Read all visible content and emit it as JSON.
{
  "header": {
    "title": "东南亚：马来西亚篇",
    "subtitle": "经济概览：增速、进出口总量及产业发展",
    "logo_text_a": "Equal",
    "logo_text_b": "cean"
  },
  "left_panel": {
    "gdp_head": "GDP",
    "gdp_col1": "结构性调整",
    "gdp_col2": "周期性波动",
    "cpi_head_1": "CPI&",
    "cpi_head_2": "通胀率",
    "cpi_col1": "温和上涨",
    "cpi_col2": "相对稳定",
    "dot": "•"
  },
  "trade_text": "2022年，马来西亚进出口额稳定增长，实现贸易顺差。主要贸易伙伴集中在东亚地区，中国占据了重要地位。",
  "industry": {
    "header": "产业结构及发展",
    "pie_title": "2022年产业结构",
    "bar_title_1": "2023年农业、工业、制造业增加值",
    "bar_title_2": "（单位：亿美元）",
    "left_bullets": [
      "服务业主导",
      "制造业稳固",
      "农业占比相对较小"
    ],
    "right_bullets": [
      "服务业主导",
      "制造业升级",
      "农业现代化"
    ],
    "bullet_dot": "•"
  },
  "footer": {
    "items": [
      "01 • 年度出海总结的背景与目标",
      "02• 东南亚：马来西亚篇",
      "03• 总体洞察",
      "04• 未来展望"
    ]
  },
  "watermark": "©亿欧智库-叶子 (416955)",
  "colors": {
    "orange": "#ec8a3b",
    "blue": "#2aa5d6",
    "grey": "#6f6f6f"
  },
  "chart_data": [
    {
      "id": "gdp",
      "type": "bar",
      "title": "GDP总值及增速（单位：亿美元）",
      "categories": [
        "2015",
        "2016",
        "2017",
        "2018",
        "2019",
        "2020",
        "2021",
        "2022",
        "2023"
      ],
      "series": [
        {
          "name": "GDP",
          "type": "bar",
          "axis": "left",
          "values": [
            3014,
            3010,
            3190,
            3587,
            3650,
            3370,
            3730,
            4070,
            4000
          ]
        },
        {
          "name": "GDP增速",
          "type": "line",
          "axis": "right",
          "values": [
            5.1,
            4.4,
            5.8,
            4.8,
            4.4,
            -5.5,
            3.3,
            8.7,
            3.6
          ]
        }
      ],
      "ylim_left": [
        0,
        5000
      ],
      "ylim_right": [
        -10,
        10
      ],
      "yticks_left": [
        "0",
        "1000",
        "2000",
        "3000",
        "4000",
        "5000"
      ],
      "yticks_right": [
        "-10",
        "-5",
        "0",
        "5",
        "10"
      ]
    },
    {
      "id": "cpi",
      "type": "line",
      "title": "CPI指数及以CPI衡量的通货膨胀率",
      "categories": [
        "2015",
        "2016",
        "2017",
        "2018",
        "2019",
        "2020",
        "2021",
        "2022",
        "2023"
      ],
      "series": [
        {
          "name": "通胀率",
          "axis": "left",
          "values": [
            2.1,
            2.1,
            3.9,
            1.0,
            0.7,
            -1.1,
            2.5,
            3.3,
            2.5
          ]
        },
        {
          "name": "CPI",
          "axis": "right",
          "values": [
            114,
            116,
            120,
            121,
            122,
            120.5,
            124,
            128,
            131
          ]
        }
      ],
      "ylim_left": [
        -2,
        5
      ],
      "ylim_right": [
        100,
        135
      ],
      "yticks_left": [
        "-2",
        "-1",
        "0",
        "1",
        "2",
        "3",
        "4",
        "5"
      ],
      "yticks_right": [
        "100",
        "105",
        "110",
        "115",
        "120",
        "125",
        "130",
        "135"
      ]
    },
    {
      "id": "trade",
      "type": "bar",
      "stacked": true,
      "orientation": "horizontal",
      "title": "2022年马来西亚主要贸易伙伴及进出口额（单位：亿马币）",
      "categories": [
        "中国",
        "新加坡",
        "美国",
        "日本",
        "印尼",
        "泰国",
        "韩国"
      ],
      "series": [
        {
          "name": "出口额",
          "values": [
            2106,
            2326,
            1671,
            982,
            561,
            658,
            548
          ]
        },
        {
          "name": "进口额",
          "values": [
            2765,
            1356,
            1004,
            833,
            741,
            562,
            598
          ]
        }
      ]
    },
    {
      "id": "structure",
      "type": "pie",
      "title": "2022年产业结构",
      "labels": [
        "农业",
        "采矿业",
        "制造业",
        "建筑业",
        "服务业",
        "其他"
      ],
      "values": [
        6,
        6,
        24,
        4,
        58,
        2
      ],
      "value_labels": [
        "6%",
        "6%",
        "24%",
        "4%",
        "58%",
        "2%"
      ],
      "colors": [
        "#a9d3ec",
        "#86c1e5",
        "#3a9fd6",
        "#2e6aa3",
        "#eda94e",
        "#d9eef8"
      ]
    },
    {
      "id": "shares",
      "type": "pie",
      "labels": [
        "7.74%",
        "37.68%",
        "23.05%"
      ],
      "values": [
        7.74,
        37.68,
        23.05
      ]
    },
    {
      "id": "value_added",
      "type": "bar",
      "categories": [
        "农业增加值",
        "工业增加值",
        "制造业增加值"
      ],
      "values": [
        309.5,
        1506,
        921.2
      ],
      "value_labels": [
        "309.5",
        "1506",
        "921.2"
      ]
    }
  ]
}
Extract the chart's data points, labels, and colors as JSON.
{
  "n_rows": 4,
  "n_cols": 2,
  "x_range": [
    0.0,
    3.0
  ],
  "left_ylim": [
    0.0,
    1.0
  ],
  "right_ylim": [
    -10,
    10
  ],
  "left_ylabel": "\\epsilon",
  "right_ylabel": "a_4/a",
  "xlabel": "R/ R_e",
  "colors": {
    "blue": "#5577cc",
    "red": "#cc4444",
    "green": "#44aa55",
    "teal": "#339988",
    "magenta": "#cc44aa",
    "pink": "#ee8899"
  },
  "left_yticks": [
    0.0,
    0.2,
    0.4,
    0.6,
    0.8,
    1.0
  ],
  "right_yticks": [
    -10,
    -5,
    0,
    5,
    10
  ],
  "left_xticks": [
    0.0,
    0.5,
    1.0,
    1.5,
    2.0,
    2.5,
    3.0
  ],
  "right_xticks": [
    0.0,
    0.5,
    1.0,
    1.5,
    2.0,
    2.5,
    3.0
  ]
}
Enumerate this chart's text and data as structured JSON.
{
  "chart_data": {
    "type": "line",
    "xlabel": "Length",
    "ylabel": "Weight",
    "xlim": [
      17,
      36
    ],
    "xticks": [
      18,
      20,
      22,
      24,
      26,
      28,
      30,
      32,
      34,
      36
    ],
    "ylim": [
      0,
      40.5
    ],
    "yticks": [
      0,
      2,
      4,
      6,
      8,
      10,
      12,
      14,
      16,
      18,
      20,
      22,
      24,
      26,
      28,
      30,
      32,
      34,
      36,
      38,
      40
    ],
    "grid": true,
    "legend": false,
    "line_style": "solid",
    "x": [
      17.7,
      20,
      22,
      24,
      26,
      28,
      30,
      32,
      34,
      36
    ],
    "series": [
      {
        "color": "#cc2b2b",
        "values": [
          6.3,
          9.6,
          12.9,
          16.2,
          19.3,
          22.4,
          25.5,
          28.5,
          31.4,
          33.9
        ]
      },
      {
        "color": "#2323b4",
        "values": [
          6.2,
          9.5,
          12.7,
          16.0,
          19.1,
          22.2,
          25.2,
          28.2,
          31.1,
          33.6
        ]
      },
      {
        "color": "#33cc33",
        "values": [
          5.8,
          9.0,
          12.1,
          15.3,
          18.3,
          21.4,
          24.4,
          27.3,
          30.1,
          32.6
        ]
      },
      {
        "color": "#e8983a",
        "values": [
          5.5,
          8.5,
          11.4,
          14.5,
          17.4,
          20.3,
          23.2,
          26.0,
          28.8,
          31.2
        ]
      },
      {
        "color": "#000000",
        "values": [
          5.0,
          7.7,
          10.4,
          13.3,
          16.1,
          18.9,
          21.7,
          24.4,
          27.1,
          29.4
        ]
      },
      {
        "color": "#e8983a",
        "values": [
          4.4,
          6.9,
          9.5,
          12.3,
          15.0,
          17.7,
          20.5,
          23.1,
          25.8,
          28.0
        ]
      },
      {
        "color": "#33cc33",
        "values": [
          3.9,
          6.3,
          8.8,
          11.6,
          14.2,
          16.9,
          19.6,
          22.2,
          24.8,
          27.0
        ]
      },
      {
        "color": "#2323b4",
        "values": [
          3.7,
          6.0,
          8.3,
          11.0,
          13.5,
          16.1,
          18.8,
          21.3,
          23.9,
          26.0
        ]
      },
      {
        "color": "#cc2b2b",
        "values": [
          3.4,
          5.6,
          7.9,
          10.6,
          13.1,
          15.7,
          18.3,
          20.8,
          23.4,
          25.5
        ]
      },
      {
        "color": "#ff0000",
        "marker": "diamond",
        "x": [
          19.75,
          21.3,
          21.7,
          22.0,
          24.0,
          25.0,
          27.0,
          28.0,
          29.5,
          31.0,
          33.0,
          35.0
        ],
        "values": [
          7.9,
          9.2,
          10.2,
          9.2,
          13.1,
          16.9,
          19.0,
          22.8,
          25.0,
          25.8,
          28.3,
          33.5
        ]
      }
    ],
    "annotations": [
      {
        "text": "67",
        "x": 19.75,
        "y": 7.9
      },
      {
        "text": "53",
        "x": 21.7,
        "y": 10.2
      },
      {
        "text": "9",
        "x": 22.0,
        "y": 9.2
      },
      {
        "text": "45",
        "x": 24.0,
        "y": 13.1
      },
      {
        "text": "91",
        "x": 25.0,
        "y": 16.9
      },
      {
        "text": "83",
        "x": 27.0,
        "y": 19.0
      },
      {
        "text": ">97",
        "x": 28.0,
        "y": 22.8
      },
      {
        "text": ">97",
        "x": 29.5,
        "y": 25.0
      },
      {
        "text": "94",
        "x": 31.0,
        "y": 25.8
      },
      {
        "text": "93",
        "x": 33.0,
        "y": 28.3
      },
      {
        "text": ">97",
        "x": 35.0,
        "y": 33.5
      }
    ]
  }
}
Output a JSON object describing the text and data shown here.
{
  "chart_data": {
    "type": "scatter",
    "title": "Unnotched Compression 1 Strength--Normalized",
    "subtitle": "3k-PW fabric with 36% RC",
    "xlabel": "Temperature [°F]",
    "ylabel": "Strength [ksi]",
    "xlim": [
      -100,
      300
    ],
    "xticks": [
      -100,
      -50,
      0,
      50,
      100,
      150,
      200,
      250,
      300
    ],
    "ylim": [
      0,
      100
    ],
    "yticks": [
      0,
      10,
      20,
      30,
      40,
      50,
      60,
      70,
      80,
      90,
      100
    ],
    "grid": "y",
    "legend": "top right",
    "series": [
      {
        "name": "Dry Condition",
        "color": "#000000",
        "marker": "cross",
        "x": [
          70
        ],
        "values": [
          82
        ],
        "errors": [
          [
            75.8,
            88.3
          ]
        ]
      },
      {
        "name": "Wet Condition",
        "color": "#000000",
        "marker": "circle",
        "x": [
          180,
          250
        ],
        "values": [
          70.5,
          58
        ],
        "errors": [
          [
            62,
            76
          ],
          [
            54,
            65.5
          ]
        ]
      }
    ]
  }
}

#### Aim of the task
The required output is the span of lines from the one containing "Output a JSON" to the last line, reproduced character for character.

#### Solution to the problem
Output a JSON object describing the text and data shown here.
{
  "chart_data": {
    "type": "scatter",
    "title": "Unnotched Compression 1 Strength--Normalized",
    "subtitle": "3k-PW fabric with 36% RC",
    "xlabel": "Temperature [°F]",
    "ylabel": "Strength [ksi]",
    "xlim": [
      -100,
      300
    ],
    "xticks": [
      -100,
      -50,
      0,
      50,
      100,
      150,
      200,
      250,
      300
    ],
    "ylim": [
      0,
      100
    ],
    "yticks": [
      0,
      10,
      20,
      30,
      40,
      50,
      60,
      70,
      80,
      90,
      100
    ],
    "grid": "y",
    "legend": "top right",
    "series": [
      {
        "name": "Dry Condition",
        "color": "#000000",
        "marker": "cross",
        "x": [
          70
        ],
        "values": [
          82
        ],
        "errors": [
          [
            75.8,
            88.3
          ]
        ]
      },
      {
        "name": "Wet Condition",
        "color": "#000000",
        "marker": "circle",
        "x": [
          180,
          250
        ],
        "values": [
          70.5,
          58
        ],
        "errors": [
          [
            62,
            76
          ],
          [
            54,
            65.5
          ]
        ]
      }
    ]
  }
}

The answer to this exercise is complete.